TO DO. Your answer should be one number, the count of lines in the data that hold "cells".

:: SOURCE INFORMATION

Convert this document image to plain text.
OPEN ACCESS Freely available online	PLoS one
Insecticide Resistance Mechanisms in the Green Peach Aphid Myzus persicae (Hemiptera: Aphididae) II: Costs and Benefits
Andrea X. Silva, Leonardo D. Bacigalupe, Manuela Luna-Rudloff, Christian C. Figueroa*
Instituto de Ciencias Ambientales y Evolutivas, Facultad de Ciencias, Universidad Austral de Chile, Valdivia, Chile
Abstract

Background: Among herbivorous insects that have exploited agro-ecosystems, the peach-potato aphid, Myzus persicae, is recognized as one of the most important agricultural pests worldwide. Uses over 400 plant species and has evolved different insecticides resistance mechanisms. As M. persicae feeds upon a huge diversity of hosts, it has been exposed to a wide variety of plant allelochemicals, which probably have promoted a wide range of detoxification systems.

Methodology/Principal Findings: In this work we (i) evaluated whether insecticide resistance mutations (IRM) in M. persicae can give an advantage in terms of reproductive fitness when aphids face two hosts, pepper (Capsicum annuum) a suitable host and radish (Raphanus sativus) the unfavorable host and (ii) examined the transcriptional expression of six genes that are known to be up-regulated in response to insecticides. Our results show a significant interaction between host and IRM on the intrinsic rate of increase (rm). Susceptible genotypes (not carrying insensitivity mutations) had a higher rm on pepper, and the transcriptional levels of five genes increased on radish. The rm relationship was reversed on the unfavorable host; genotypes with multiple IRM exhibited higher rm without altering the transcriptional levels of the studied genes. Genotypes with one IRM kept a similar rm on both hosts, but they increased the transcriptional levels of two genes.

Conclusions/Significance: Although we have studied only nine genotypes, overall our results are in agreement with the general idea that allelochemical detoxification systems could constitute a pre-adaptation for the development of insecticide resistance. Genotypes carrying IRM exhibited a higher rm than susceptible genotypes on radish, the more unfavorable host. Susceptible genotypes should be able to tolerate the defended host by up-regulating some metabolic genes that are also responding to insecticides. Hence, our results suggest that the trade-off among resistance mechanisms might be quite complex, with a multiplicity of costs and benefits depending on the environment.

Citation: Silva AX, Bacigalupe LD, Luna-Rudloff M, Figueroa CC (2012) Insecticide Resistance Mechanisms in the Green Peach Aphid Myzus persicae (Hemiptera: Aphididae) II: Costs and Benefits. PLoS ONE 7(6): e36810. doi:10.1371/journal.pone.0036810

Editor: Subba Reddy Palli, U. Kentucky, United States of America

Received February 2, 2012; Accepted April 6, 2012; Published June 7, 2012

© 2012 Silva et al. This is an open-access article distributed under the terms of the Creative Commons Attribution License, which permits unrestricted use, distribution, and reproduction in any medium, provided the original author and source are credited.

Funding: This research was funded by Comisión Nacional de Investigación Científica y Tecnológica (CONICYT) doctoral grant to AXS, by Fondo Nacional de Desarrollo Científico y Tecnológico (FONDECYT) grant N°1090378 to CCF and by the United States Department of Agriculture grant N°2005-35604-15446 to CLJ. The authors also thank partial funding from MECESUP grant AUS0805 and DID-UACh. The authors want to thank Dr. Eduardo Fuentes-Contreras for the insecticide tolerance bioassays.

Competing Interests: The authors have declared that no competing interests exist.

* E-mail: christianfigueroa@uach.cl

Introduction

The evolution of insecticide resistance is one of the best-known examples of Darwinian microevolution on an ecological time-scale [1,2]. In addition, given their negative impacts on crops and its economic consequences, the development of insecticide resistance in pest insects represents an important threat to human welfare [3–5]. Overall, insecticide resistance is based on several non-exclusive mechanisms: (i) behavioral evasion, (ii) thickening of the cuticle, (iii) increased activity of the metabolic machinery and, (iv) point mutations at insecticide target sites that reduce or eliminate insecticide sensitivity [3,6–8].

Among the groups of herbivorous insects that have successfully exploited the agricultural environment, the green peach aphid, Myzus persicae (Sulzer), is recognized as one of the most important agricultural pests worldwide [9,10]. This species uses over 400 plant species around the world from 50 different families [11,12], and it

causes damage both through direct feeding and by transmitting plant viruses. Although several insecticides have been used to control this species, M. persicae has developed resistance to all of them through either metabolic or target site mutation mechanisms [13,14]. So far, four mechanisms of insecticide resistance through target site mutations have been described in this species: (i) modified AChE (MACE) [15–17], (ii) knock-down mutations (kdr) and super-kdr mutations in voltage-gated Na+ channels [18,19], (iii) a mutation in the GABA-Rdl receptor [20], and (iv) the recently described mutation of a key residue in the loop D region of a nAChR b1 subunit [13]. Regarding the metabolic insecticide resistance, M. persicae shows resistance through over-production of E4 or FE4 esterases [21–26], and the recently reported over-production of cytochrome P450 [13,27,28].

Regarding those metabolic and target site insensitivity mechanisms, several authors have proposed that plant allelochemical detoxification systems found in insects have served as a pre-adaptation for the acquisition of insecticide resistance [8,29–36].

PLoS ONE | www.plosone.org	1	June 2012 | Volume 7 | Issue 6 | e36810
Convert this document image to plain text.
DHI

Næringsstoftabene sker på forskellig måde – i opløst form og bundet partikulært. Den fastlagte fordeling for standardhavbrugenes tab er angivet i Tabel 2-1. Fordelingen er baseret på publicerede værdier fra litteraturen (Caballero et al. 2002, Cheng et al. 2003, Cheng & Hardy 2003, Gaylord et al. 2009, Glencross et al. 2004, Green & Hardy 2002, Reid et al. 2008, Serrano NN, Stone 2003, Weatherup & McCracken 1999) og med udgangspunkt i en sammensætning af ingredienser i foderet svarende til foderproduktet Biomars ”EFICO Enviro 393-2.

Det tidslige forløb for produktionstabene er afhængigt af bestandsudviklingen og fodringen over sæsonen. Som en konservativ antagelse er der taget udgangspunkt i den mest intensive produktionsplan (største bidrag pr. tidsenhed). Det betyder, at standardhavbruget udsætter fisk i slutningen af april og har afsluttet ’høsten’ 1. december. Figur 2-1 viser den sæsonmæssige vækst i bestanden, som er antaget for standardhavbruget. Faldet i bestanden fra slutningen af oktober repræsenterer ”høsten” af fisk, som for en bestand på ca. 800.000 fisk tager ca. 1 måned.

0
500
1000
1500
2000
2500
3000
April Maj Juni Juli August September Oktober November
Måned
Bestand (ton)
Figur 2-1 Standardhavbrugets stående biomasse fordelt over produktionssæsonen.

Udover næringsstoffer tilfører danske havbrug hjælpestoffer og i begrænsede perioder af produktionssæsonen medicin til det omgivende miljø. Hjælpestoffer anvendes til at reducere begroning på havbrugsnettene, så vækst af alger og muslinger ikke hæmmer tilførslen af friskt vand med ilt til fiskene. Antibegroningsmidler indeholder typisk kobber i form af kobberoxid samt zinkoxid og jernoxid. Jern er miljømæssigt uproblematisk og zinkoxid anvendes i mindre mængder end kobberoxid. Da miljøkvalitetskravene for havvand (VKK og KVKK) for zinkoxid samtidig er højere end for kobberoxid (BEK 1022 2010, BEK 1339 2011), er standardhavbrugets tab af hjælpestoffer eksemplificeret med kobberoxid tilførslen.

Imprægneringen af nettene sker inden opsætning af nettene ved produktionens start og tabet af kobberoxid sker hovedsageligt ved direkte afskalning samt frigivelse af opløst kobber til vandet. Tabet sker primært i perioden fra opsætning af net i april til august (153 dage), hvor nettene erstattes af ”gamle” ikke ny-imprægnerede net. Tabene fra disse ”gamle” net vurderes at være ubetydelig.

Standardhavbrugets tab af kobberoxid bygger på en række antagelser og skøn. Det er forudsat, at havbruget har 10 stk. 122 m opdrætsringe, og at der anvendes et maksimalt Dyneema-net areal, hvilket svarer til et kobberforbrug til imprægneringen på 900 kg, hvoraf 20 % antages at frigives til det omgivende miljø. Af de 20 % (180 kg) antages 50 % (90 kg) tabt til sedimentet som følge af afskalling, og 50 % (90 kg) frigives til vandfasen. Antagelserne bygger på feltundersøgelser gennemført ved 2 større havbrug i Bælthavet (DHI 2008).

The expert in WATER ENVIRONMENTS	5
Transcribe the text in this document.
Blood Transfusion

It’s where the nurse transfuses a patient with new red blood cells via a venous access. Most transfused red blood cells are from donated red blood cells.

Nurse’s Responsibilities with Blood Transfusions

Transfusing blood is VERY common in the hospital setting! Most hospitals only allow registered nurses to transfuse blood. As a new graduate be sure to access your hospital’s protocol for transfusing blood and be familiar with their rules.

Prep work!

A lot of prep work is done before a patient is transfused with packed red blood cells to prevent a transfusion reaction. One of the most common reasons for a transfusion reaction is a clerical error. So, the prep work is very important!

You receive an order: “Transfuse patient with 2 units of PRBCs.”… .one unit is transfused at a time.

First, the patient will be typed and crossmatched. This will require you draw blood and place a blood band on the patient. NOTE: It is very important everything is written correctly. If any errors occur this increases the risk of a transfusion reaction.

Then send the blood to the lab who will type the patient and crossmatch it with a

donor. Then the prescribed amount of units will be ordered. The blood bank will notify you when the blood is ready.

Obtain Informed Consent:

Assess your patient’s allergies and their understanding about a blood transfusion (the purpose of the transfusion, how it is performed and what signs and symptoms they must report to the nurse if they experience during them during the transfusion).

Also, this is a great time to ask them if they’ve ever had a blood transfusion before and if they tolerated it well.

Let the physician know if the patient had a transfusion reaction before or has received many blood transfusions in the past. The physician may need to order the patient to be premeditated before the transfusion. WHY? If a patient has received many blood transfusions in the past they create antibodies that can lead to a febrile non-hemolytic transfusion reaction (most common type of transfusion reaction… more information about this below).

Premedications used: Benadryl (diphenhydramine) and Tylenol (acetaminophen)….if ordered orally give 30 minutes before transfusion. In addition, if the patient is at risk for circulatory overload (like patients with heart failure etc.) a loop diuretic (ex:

::::

SOLVED EXERCISE. 2